Exercise:
Count the lines in the records below that contain the word "JSON", and give only that number.

___ Supplied entries

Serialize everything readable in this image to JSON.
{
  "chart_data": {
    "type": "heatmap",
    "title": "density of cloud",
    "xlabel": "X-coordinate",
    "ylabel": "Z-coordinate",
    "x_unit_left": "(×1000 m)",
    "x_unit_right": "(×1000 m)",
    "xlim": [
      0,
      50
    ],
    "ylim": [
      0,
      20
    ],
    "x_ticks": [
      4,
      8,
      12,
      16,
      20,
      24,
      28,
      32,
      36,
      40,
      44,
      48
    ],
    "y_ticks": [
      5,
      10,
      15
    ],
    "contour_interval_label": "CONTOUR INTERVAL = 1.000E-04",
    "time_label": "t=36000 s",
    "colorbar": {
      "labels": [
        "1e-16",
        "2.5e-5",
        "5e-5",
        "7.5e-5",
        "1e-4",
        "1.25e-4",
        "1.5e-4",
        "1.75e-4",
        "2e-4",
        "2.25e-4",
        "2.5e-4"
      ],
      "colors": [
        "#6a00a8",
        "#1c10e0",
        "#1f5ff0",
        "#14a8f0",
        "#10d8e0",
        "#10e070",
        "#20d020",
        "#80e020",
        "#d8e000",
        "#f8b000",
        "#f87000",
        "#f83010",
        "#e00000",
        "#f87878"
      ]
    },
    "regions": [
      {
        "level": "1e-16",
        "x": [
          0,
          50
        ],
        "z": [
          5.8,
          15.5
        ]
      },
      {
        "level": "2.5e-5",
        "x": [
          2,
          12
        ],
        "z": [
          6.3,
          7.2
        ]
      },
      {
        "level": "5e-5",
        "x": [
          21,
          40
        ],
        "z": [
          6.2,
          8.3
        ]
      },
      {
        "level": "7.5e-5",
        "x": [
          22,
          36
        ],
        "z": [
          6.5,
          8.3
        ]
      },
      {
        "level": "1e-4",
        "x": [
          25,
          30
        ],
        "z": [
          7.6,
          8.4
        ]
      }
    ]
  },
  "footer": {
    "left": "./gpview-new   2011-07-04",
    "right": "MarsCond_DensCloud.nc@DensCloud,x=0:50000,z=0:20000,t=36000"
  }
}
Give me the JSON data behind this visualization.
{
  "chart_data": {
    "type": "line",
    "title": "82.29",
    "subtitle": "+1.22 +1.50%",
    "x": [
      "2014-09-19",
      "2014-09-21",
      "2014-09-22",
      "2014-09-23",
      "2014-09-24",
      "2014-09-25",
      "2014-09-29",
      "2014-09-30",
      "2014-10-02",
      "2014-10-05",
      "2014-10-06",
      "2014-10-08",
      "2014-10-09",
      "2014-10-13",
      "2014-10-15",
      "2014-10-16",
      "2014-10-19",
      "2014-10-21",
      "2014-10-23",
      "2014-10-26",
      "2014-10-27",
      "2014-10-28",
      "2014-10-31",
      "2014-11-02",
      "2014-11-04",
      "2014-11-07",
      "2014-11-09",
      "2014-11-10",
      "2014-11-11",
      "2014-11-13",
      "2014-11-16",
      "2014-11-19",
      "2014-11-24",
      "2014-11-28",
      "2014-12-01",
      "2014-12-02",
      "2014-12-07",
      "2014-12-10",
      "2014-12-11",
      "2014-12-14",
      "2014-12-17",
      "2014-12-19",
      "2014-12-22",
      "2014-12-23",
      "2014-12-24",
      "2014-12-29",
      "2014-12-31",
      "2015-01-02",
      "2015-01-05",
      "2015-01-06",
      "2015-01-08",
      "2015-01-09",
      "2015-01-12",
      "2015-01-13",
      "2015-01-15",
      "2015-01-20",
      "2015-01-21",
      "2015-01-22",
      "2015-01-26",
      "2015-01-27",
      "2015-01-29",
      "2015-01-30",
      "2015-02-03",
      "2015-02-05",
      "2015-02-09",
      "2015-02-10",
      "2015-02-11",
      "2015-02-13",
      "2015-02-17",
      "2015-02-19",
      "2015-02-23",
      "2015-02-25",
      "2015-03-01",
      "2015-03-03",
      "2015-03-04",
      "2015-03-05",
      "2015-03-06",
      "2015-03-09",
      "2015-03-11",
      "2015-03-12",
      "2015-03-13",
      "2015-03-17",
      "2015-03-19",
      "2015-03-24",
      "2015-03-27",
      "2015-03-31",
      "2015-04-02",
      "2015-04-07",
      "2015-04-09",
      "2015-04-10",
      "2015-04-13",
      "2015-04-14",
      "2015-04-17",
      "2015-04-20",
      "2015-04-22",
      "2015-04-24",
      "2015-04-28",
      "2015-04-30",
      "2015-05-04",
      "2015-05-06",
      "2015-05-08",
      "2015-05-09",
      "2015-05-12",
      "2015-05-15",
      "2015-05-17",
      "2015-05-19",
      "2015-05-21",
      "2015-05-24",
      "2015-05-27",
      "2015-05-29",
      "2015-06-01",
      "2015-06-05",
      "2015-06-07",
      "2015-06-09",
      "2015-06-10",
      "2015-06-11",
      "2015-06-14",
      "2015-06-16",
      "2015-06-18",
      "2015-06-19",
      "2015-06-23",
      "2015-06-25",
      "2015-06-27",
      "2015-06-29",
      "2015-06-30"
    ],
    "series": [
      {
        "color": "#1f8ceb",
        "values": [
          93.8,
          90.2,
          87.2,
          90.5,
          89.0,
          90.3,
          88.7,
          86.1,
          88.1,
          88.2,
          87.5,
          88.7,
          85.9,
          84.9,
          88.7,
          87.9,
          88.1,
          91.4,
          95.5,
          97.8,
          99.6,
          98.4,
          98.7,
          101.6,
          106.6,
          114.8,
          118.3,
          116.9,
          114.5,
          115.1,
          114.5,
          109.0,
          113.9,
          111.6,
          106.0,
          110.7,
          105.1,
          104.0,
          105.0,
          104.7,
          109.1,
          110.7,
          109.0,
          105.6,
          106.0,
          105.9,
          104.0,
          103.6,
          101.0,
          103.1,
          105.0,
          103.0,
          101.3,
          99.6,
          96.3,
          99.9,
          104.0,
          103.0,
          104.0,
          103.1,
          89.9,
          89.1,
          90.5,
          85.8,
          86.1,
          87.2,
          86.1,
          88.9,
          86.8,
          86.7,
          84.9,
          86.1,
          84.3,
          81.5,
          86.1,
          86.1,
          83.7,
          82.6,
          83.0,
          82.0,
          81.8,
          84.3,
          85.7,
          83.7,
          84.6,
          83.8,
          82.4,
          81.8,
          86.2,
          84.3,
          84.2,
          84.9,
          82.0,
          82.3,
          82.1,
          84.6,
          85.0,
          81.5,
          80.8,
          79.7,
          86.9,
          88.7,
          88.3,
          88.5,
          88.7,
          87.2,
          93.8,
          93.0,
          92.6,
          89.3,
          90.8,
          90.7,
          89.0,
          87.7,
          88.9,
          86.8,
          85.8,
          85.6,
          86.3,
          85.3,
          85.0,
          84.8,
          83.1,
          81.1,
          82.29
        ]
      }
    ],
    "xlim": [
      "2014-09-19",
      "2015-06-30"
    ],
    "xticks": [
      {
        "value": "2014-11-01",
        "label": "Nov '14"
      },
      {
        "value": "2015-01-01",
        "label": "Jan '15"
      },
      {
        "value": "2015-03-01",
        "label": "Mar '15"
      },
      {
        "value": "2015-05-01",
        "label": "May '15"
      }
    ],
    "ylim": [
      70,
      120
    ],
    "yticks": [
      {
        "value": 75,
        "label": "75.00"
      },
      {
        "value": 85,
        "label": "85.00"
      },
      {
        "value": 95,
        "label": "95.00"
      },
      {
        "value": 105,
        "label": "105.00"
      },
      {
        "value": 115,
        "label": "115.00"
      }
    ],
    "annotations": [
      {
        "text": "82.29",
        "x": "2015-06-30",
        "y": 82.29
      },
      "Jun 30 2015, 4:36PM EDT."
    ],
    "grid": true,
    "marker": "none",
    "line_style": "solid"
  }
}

______

Final result:
2